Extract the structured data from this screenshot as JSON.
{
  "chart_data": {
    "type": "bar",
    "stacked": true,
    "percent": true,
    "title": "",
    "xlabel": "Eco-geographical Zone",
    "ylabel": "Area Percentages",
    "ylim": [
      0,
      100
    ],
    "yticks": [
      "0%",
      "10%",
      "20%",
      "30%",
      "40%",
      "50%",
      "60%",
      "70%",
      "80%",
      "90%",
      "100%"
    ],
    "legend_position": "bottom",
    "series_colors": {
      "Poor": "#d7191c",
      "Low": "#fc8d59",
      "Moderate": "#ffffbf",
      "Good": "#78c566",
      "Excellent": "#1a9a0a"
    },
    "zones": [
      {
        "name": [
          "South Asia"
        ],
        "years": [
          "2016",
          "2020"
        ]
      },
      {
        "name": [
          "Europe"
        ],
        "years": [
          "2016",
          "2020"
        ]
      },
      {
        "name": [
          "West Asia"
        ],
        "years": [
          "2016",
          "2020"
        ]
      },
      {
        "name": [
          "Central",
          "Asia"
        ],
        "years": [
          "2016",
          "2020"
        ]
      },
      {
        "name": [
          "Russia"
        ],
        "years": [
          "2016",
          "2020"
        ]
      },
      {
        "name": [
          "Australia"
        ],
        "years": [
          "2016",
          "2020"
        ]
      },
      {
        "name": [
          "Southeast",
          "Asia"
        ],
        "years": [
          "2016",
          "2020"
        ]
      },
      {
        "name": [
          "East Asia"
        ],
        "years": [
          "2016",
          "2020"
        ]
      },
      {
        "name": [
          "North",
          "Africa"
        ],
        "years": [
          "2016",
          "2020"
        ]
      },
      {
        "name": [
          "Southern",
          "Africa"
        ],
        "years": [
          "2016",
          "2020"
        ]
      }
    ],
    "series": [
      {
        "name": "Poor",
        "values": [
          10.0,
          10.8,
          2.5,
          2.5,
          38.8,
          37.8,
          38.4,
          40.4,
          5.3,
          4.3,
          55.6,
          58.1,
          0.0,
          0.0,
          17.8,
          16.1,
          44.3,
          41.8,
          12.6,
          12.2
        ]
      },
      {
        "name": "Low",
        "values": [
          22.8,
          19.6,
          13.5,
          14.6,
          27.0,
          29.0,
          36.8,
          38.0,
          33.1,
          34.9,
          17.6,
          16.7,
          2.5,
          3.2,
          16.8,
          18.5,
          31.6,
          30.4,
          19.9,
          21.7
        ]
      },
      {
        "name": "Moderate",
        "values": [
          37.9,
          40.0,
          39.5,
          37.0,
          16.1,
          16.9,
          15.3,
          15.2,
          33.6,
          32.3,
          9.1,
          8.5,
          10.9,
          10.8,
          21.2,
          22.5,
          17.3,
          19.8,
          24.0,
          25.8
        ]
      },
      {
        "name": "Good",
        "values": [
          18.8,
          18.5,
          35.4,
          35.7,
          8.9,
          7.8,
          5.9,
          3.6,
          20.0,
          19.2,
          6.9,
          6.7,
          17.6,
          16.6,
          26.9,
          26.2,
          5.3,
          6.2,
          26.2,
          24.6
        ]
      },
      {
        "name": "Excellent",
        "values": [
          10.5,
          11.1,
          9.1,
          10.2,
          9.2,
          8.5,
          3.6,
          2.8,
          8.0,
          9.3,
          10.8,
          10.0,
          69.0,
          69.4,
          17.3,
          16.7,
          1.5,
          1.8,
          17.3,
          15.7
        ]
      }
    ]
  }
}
• • • • •
» **Stated goal**:
Of all the lines above, how many contain "Asia"? Give the number and nothing more.

» **Result for this exercise**:
5